== Task description ==
Every line below should be copied exactly; drop the pictures.

(Dataset rows about figures)
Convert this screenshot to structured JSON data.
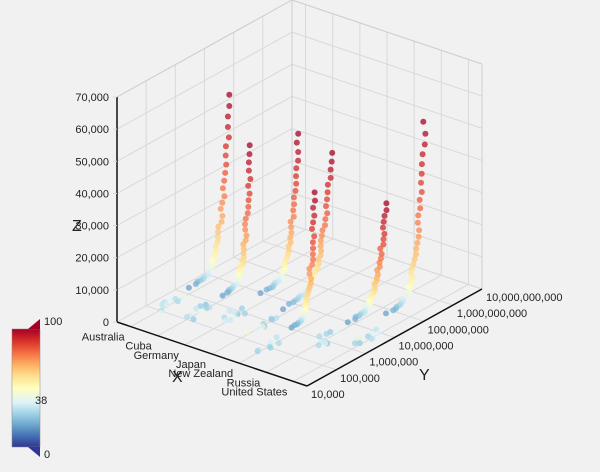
{
  "chart_data": {
    "type": "scatter3d",
    "x_label": "X",
    "y_label": "Y",
    "z_label": "Z",
    "x_categories": [
      "Australia",
      "Cuba",
      "Germany",
      "Japan",
      "New Zealand",
      "Russia",
      "United States"
    ],
    "y_ticks": [
      "10,000",
      "100,000",
      "1,000,000",
      "10,000,000",
      "100,000,000",
      "1,000,000,000",
      "10,000,000,000"
    ],
    "y_scale": "log",
    "z_ticks": [
      "0",
      "10,000",
      "20,000",
      "30,000",
      "40,000",
      "50,000",
      "60,000",
      "70,000"
    ],
    "z_range": [
      0,
      70000
    ],
    "colorscale": {
      "ticks": [
        "100",
        "38",
        "0"
      ],
      "range": [
        0,
        100
      ],
      "colors": [
        "#313695",
        "#4575b4",
        "#74add1",
        "#abd9e9",
        "#e0f3f8",
        "#ffffbf",
        "#fee090",
        "#fdae61",
        "#f46d43",
        "#d73027",
        "#a50026"
      ]
    },
    "series": [
      {
        "x": "Australia",
        "y_log_start": 6.0,
        "y_log_end": 7.4,
        "z_start": 2000,
        "z_peak": 55000
      },
      {
        "x": "Cuba",
        "y_log_start": 6.2,
        "y_log_end": 7.2,
        "z_start": 1500,
        "z_peak": 43000
      },
      {
        "x": "Germany",
        "y_log_start": 6.6,
        "y_log_end": 7.9,
        "z_start": 3000,
        "z_peak": 46000
      },
      {
        "x": "Japan",
        "y_log_start": 6.4,
        "y_log_end": 8.1,
        "z_start": 2000,
        "z_peak": 42000
      },
      {
        "x": "New Zealand",
        "y_log_start": 5.8,
        "y_log_end": 6.6,
        "z_start": 2000,
        "z_peak": 40000
      },
      {
        "x": "Russia",
        "y_log_start": 6.8,
        "y_log_end": 8.1,
        "z_start": 1500,
        "z_peak": 32000
      },
      {
        "x": "United States",
        "y_log_start": 7.2,
        "y_log_end": 8.5,
        "z_start": 5000,
        "z_peak": 58000
      }
    ]
  }
}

== Response to this task ==
Convert this screenshot to structured JSON data.
{
  "chart_data": {
    "type": "scatter3d",
    "x_label": "X",
    "y_label": "Y",
    "z_label": "Z",
    "x_categories": [
      "Australia",
      "Cuba",
      "Germany",
      "Japan",
      "New Zealand",
      "Russia",
      "United States"
    ],
    "y_ticks": [
      "10,000",
      "100,000",
      "1,000,000",
      "10,000,000",
      "100,000,000",
      "1,000,000,000",
      "10,000,000,000"
    ],
    "y_scale": "log",
    "z_ticks": [
      "0",
      "10,000",
      "20,000",
      "30,000",
      "40,000",
      "50,000",
      "60,000",
      "70,000"
    ],
    "z_range": [
      0,
      70000
    ],
    "colorscale": {
      "ticks": [
        "100",
        "38",
        "0"
      ],
      "range": [
        0,
        100
      ],
      "colors": [
        "#313695",
        "#4575b4",
        "#74add1",
        "#abd9e9",
        "#e0f3f8",
        "#ffffbf",
        "#fee090",
        "#fdae61",
        "#f46d43",
        "#d73027",
        "#a50026"
      ]
    },
    "series": [
      {
        "x": "Australia",
        "y_log_start": 6.0,
        "y_log_end": 7.4,
        "z_start": 2000,
        "z_peak": 55000
      },
      {
        "x": "Cuba",
        "y_log_start": 6.2,
        "y_log_end": 7.2,
        "z_start": 1500,
        "z_peak": 43000
      },
      {
        "x": "Germany",
        "y_log_start": 6.6,
        "y_log_end": 7.9,
        "z_start": 3000,
        "z_peak": 46000
      },
      {
        "x": "Japan",
        "y_log_start": 6.4,
        "y_log_end": 8.1,
        "z_start": 2000,
        "z_peak": 42000
      },
      {
        "x": "New Zealand",
        "y_log_start": 5.8,
        "y_log_end": 6.6,
        "z_start": 2000,
        "z_peak": 40000
      },
      {
        "x": "Russia",
        "y_log_start": 6.8,
        "y_log_end": 8.1,
        "z_start": 1500,
        "z_peak": 32000
      },
      {
        "x": "United States",
        "y_log_start": 7.2,
        "y_log_end": 8.5,
        "z_start": 5000,
        "z_peak": 58000
      }
    ]
  }
}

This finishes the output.